§ WRITTEN REQUEST: Identify and reproduce every line holding the string "paper".

§ INFORMATION SUPPLIED:
— begin —

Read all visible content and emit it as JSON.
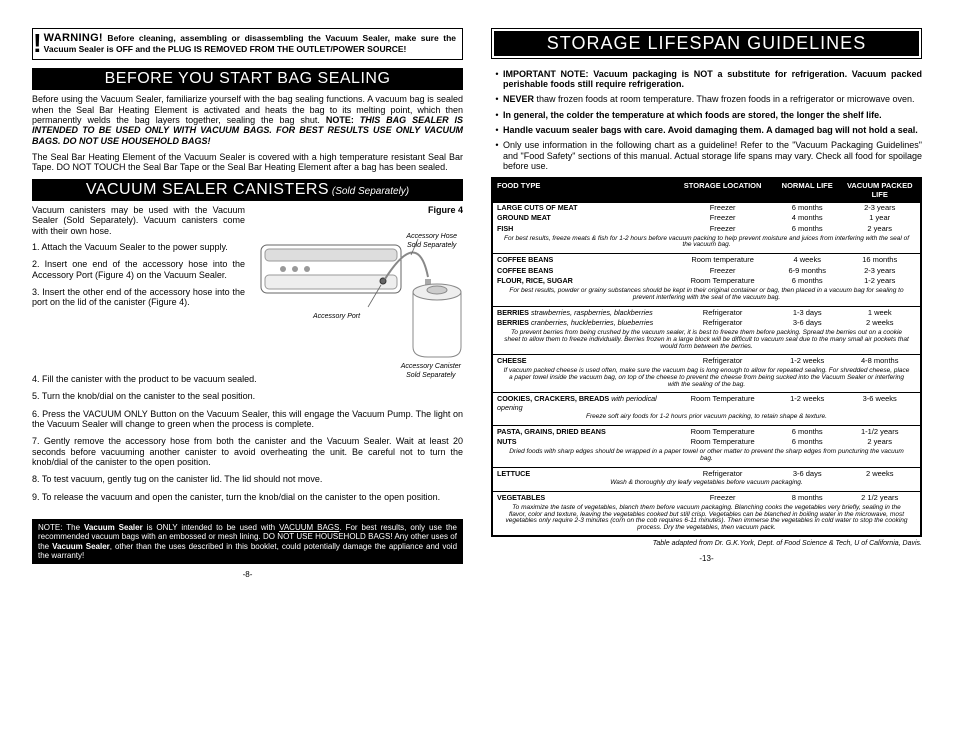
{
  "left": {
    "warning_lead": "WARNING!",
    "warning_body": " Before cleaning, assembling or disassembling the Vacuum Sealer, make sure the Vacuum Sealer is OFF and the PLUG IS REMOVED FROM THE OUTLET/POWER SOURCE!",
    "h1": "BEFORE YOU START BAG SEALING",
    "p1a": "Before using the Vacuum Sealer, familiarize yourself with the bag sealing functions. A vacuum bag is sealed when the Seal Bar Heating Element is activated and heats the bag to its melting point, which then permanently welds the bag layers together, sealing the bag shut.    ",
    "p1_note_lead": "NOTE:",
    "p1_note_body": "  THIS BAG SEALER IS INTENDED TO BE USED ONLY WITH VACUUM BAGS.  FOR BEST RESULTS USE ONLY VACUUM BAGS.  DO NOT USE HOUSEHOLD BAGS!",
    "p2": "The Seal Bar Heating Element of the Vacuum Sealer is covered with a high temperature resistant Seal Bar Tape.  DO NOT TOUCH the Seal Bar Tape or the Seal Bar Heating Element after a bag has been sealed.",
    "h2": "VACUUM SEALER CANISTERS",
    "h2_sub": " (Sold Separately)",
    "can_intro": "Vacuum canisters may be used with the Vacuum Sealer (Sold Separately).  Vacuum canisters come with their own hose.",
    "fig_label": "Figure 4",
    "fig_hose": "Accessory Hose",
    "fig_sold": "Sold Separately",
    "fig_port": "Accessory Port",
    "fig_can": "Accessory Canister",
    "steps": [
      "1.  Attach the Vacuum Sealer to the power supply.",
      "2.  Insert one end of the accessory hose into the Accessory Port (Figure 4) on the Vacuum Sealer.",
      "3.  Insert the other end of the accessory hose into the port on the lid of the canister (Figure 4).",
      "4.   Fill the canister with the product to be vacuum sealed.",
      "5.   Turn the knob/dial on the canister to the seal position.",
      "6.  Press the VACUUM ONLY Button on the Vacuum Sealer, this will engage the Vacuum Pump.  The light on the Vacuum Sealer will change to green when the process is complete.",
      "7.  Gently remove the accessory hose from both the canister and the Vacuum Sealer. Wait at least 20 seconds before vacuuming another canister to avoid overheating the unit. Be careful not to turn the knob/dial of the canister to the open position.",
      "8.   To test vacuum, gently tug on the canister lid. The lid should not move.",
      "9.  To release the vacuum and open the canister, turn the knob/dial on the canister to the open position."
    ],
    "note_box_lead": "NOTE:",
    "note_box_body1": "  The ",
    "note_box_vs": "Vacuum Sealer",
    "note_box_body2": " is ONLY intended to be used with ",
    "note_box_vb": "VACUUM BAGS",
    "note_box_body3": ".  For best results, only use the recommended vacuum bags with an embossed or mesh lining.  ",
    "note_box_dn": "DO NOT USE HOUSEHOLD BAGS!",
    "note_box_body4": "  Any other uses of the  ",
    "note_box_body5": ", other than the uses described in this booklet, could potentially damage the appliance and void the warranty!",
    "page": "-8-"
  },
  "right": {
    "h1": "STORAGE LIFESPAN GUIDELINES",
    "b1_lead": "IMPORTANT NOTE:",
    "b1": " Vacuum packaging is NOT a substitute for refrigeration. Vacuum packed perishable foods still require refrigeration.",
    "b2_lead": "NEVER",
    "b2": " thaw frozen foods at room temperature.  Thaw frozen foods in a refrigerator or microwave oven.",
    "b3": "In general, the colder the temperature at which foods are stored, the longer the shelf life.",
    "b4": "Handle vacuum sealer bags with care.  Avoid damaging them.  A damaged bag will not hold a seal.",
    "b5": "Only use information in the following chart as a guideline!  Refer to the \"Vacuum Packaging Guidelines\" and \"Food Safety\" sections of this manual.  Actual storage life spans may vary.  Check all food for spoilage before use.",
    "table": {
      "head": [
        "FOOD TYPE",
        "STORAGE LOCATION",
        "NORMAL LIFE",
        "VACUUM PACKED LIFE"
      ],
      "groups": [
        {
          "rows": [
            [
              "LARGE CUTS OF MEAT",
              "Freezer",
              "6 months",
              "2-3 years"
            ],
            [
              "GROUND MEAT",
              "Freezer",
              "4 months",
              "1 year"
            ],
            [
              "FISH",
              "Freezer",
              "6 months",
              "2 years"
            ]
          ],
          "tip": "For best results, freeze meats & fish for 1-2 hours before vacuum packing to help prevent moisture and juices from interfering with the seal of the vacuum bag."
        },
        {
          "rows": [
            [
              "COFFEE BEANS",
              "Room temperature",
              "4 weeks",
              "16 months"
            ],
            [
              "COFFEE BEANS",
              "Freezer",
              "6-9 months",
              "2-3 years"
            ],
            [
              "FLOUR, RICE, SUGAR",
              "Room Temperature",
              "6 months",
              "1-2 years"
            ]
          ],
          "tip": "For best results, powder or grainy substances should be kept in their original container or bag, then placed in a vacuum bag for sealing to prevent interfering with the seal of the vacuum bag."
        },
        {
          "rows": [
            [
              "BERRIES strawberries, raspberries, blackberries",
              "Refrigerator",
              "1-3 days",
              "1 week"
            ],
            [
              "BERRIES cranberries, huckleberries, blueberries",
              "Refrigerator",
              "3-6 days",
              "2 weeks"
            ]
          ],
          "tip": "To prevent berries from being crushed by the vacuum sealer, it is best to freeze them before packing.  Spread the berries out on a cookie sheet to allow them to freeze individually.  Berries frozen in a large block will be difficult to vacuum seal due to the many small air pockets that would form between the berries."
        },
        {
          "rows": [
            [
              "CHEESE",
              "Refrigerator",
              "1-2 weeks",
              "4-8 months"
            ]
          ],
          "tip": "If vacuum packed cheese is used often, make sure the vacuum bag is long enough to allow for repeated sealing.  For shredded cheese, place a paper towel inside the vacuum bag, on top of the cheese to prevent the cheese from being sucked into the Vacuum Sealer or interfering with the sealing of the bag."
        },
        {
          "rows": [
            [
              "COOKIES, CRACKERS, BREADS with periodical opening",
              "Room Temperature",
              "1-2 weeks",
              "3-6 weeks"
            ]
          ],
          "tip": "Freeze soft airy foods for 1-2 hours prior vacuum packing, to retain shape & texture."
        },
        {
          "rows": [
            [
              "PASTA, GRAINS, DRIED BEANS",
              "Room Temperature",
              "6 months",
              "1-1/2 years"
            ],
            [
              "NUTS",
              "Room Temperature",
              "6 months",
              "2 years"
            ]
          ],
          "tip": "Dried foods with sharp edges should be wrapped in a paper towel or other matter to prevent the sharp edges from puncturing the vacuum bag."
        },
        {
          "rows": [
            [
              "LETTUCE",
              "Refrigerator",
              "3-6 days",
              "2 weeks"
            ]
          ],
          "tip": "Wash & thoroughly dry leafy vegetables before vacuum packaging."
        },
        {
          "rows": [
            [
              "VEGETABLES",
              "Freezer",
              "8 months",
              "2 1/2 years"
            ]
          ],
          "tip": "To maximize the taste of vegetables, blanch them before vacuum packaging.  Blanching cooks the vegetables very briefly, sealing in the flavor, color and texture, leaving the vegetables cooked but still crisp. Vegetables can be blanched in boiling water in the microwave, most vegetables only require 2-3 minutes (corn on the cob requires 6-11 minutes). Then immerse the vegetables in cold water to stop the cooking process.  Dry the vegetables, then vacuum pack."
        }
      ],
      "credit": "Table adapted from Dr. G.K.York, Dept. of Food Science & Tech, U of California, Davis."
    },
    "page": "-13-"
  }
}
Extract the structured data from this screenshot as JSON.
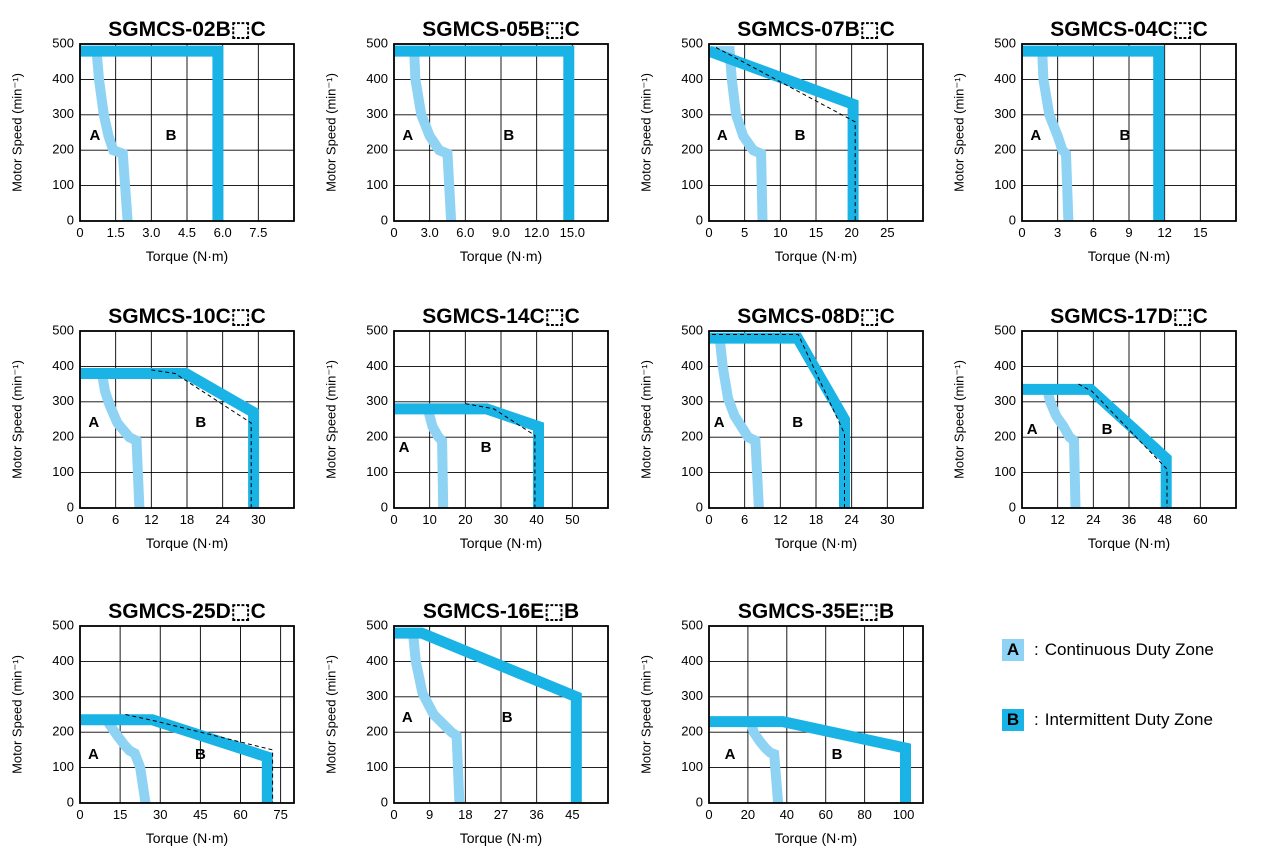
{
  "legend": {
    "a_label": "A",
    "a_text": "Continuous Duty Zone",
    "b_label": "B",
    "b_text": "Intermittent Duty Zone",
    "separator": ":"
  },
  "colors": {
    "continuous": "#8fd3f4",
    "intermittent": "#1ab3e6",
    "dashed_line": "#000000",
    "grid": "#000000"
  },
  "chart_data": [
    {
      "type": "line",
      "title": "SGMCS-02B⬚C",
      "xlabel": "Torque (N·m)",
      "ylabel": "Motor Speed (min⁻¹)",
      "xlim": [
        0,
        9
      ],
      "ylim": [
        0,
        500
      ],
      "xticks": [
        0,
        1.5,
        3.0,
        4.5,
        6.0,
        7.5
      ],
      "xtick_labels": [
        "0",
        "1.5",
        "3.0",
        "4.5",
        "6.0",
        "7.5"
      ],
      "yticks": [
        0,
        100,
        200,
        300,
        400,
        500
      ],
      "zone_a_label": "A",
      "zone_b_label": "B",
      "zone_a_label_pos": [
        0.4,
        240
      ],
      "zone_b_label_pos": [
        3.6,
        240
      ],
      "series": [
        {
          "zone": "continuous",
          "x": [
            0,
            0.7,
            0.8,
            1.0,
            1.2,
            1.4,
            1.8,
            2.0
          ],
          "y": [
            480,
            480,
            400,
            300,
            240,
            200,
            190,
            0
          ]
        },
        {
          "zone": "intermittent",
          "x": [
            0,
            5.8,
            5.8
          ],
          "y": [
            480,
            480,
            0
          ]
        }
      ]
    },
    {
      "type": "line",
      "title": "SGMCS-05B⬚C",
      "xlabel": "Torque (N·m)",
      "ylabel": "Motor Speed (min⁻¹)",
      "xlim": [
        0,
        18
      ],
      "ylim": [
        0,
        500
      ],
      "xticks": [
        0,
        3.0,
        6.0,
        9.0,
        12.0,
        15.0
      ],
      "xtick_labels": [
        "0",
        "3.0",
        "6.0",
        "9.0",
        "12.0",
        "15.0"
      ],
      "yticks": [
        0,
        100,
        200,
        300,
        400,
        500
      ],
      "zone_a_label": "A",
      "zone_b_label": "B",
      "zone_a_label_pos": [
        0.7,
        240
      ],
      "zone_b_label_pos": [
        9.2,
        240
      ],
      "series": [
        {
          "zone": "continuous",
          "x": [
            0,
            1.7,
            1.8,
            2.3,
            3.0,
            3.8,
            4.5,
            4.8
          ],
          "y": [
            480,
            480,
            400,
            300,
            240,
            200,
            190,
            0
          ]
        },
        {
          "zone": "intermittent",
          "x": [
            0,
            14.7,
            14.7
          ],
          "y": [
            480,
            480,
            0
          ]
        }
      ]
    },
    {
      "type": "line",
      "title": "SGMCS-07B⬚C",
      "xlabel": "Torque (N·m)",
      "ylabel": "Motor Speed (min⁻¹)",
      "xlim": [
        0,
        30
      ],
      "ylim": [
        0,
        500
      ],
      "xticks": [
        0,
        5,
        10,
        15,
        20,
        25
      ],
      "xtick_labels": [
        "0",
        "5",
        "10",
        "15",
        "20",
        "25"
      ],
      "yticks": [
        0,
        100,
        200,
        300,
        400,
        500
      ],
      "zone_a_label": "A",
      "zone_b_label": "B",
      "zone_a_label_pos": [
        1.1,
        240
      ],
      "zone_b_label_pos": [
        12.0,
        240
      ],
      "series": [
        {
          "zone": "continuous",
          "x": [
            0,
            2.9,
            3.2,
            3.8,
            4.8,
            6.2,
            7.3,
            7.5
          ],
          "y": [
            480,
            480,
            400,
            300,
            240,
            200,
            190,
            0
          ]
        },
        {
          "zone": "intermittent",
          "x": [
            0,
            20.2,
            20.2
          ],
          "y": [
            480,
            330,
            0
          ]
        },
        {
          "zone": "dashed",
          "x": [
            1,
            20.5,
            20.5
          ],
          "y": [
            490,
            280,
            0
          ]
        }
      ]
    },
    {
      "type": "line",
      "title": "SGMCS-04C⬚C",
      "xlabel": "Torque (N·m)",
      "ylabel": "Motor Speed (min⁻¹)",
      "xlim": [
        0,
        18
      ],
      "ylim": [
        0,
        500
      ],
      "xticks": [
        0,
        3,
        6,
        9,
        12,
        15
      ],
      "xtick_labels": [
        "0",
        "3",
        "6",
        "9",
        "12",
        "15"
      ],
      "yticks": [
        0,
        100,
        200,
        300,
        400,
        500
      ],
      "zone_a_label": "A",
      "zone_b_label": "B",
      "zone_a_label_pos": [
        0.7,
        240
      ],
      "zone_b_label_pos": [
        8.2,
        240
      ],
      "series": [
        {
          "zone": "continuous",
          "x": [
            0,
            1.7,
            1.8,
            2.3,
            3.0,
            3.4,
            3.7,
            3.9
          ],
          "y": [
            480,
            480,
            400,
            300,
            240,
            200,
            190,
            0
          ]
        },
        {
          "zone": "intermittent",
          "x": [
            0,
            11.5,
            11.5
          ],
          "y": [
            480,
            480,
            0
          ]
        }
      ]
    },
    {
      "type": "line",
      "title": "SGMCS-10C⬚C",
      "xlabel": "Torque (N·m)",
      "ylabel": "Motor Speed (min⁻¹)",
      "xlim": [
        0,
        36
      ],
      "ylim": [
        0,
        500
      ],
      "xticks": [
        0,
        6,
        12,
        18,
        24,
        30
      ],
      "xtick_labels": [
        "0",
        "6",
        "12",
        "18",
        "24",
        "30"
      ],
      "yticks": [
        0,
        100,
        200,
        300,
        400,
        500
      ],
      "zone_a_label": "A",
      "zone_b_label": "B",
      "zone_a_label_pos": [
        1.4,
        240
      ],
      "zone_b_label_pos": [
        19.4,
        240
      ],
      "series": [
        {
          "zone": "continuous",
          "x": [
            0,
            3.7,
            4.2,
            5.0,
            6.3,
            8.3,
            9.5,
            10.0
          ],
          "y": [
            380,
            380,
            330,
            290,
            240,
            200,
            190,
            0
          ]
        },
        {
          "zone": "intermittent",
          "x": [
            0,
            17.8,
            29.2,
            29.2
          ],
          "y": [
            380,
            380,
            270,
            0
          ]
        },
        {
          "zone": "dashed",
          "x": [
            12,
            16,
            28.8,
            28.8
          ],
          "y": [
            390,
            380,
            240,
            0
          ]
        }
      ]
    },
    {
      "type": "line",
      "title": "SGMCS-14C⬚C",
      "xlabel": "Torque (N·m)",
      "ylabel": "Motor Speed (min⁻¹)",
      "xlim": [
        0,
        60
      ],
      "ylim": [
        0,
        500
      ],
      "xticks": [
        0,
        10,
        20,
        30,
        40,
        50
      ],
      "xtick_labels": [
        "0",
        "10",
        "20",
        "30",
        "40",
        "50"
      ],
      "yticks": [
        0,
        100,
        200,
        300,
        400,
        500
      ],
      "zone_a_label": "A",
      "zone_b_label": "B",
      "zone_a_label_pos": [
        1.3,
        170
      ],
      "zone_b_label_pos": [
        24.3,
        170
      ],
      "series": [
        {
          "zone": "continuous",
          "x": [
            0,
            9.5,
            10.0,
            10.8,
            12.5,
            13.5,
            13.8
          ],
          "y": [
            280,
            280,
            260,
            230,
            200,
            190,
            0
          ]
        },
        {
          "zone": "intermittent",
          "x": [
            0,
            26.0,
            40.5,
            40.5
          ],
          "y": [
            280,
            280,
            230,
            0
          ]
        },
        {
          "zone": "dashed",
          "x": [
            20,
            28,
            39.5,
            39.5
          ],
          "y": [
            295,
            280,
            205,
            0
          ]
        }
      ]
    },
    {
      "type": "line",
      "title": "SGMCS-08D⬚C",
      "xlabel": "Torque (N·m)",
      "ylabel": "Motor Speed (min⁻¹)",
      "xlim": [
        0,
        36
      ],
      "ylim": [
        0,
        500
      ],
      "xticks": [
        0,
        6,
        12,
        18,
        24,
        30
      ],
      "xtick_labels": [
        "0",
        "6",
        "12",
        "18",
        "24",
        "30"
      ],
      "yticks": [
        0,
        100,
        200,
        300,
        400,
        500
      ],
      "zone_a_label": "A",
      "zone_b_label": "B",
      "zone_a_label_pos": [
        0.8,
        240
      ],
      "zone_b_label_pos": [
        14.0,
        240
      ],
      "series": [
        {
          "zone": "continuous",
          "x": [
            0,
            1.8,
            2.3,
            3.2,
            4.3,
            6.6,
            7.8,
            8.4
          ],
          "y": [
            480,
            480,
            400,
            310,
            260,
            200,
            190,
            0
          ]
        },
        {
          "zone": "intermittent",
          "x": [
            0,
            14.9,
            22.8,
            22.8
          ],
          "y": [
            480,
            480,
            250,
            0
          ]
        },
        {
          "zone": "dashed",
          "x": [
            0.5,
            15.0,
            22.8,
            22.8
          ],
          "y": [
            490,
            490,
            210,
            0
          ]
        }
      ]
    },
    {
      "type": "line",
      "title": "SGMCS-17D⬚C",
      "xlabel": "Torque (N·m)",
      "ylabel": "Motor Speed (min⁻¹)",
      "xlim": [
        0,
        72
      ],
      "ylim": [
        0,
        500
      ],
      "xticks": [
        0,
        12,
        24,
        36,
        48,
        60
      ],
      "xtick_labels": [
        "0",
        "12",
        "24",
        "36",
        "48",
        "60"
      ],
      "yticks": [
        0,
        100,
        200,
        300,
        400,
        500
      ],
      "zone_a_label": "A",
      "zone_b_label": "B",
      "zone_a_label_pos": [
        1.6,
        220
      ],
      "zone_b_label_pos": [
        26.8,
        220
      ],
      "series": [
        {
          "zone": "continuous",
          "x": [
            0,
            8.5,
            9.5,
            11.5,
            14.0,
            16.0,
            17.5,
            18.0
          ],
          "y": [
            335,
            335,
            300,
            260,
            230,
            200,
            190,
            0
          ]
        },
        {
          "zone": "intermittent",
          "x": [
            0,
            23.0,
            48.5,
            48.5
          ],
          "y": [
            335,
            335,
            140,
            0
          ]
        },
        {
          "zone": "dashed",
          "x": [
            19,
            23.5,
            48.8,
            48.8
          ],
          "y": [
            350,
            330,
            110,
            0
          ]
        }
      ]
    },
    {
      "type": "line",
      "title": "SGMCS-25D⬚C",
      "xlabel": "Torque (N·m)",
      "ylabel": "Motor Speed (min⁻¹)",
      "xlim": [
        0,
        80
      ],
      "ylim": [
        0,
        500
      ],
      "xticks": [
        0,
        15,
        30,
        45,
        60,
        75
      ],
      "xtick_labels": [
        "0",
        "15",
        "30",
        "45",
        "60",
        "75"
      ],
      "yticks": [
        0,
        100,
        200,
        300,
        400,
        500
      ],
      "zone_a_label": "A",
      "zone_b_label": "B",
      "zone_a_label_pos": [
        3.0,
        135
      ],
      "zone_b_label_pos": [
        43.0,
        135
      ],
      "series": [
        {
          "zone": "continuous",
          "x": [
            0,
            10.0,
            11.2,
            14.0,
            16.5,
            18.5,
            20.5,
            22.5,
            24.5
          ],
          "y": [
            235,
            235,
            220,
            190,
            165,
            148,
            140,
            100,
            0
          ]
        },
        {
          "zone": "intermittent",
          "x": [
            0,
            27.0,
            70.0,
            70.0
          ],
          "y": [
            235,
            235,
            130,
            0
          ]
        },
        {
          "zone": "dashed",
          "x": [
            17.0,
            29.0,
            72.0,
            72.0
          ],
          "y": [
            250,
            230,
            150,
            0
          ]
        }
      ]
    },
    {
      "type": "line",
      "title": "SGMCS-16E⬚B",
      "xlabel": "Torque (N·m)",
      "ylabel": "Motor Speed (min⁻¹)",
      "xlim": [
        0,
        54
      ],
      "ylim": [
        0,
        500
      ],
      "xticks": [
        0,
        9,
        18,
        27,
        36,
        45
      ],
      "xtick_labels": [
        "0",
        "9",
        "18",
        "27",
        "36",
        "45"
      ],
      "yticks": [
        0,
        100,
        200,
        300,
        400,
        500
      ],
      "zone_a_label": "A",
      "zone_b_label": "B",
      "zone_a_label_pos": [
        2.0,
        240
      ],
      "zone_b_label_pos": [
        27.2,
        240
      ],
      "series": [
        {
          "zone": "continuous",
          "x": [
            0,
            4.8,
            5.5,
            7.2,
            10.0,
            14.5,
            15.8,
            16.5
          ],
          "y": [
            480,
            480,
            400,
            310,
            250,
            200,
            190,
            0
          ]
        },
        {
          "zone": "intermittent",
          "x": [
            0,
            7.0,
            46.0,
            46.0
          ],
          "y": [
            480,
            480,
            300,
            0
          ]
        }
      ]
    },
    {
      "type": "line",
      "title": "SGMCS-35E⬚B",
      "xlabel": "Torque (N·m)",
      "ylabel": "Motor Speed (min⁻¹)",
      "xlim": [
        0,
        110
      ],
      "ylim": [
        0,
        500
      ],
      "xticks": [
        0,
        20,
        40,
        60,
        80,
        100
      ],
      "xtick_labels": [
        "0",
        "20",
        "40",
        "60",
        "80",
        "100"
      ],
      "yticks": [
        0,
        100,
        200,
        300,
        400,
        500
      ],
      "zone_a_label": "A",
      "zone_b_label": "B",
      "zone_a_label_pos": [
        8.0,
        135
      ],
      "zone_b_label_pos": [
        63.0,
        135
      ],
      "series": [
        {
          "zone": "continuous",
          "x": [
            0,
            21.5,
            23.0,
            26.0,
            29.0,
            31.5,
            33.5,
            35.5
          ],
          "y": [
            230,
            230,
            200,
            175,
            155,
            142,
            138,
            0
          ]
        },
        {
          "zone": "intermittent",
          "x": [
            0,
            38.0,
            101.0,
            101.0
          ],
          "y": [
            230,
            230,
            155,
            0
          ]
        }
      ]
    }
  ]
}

— end —

§ CORRECT RESULT:
          "tip": "If vacuum packed cheese is used often, make sure the vacuum bag is long enough to allow for repeated sealing.  For shredded cheese, place a paper towel inside the vacuum bag, on top of the cheese to prevent the cheese from being sucked into the Vacuum Sealer or interfering with the sealing of the bag."
          "tip": "Dried foods with sharp edges should be wrapped in a paper towel or other matter to prevent the sharp edges from puncturing the vacuum bag."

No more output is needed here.